- Required task
All of the material below is to be retyped exactly.

- Given records
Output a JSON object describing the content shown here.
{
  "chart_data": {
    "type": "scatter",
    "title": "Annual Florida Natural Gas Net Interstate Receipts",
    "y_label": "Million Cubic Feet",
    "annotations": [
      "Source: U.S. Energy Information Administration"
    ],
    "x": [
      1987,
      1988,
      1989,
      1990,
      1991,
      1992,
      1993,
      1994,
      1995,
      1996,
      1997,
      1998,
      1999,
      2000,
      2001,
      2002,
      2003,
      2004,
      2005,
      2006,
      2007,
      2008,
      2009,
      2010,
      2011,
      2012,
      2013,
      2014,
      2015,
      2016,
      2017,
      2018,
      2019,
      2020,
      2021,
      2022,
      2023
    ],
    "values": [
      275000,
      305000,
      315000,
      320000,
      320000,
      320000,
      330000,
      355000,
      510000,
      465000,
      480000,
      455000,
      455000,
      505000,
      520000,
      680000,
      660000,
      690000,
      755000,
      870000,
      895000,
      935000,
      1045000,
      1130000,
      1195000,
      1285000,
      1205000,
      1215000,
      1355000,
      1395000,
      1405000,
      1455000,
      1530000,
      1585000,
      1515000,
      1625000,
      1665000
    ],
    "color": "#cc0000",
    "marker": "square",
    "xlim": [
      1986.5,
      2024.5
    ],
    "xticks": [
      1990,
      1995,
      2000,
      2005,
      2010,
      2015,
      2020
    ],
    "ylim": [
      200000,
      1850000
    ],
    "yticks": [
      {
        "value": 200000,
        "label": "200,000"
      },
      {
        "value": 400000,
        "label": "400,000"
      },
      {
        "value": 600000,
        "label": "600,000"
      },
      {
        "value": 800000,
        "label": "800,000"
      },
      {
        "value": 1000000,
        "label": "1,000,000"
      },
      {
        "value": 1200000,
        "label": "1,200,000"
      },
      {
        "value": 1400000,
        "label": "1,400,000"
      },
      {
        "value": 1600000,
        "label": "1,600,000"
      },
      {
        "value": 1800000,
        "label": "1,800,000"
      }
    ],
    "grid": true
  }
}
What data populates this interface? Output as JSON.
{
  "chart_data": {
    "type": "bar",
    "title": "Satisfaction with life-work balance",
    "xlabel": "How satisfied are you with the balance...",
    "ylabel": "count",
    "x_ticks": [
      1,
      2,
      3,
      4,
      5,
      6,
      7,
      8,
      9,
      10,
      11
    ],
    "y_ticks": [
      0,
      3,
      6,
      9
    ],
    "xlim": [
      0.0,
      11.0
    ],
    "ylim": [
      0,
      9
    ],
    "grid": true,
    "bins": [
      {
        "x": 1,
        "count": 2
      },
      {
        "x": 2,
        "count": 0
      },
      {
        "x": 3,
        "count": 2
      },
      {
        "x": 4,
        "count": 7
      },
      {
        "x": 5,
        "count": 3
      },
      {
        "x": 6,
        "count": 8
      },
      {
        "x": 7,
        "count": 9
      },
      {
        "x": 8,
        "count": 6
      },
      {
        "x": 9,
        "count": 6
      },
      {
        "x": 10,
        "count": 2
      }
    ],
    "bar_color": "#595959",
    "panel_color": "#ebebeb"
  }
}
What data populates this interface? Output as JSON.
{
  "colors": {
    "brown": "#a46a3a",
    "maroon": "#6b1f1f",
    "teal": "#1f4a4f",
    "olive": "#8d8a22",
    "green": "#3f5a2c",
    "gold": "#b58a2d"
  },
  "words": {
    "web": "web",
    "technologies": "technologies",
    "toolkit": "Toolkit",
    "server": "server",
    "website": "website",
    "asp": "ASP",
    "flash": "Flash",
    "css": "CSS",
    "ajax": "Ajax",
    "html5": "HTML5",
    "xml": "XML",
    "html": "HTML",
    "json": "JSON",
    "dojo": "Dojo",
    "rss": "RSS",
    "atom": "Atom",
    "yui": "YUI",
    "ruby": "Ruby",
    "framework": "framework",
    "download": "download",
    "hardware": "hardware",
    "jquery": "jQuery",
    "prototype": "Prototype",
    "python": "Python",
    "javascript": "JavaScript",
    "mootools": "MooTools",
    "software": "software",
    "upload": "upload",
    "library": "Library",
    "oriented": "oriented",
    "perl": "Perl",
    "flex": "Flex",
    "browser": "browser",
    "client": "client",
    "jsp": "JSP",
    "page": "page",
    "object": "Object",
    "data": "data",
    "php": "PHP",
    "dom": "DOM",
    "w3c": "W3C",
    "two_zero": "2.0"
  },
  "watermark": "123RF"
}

- Correct answer
Output a JSON object describing the content shown here.
{
  "chart_data": {
    "type": "scatter",
    "title": "Annual Florida Natural Gas Net Interstate Receipts",
    "y_label": "Million Cubic Feet",
    "annotations": [
      "Source: U.S. Energy Information Administration"
    ],
    "x": [
      1987,
      1988,
      1989,
      1990,
      1991,
      1992,
      1993,
      1994,
      1995,
      1996,
      1997,
      1998,
      1999,
      2000,
      2001,
      2002,
      2003,
      2004,
      2005,
      2006,
      2007,
      2008,
      2009,
      2010,
      2011,
      2012,
      2013,
      2014,
      2015,
      2016,
      2017,
      2018,
      2019,
      2020,
      2021,
      2022,
      2023
    ],
    "values": [
      275000,
      305000,
      315000,
      320000,
      320000,
      320000,
      330000,
      355000,
      510000,
      465000,
      480000,
      455000,
      455000,
      505000,
      520000,
      680000,
      660000,
      690000,
      755000,
      870000,
      895000,
      935000,
      1045000,
      1130000,
      1195000,
      1285000,
      1205000,
      1215000,
      1355000,
      1395000,
      1405000,
      1455000,
      1530000,
      1585000,
      1515000,
      1625000,
      1665000
    ],
    "color": "#cc0000",
    "marker": "square",
    "xlim": [
      1986.5,
      2024.5
    ],
    "xticks": [
      1990,
      1995,
      2000,
      2005,
      2010,
      2015,
      2020
    ],
    "ylim": [
      200000,
      1850000
    ],
    "yticks": [
      {
        "value": 200000,
        "label": "200,000"
      },
      {
        "value": 400000,
        "label": "400,000"
      },
      {
        "value": 600000,
        "label": "600,000"
      },
      {
        "value": 800000,
        "label": "800,000"
      },
      {
        "value": 1000000,
        "label": "1,000,000"
      },
      {
        "value": 1200000,
        "label": "1,200,000"
      },
      {
        "value": 1400000,
        "label": "1,400,000"
      },
      {
        "value": 1600000,
        "label": "1,600,000"
      },
      {
        "value": 1800000,
        "label": "1,800,000"
      }
    ],
    "grid": true
  }
}
What data populates this interface? Output as JSON.
{
  "chart_data": {
    "type": "bar",
    "title": "Satisfaction with life-work balance",
    "xlabel": "How satisfied are you with the balance...",
    "ylabel": "count",
    "x_ticks": [
      1,
      2,
      3,
      4,
      5,
      6,
      7,
      8,
      9,
      10,
      11
    ],
    "y_ticks": [
      0,
      3,
      6,
      9
    ],
    "xlim": [
      0.0,
      11.0
    ],
    "ylim": [
      0,
      9
    ],
    "grid": true,
    "bins": [
      {
        "x": 1,
        "count": 2
      },
      {
        "x": 2,
        "count": 0
      },
      {
        "x": 3,
        "count": 2
      },
      {
        "x": 4,
        "count": 7
      },
      {
        "x": 5,
        "count": 3
      },
      {
        "x": 6,
        "count": 8
      },
      {
        "x": 7,
        "count": 9
      },
      {
        "x": 8,
        "count": 6
      },
      {
        "x": 9,
        "count": 6
      },
      {
        "x": 10,
        "count": 2
      }
    ],
    "bar_color": "#595959",
    "panel_color": "#ebebeb"
  }
}
What data populates this interface? Output as JSON.
{
  "colors": {
    "brown": "#a46a3a",
    "maroon": "#6b1f1f",
    "teal": "#1f4a4f",
    "olive": "#8d8a22",
    "green": "#3f5a2c",
    "gold": "#b58a2d"
  },
  "words": {
    "web": "web",
    "technologies": "technologies",
    "toolkit": "Toolkit",
    "server": "server",
    "website": "website",
    "asp": "ASP",
    "flash": "Flash",
    "css": "CSS",
    "ajax": "Ajax",
    "html5": "HTML5",
    "xml": "XML",
    "html": "HTML",
    "json": "JSON",
    "dojo": "Dojo",
    "rss": "RSS",
    "atom": "Atom",
    "yui": "YUI",
    "ruby": "Ruby",
    "framework": "framework",
    "download": "download",
    "hardware": "hardware",
    "jquery": "jQuery",
    "prototype": "Prototype",
    "python": "Python",
    "javascript": "JavaScript",
    "mootools": "MooTools",
    "software": "software",
    "upload": "upload",
    "library": "Library",
    "oriented": "oriented",
    "perl": "Perl",
    "flex": "Flex",
    "browser": "browser",
    "client": "client",
    "jsp": "JSP",
    "page": "page",
    "object": "Object",
    "data": "data",
    "php": "PHP",
    "dom": "DOM",
    "w3c": "W3C",
    "two_zero": "2.0"
  },
  "watermark": "123RF"
}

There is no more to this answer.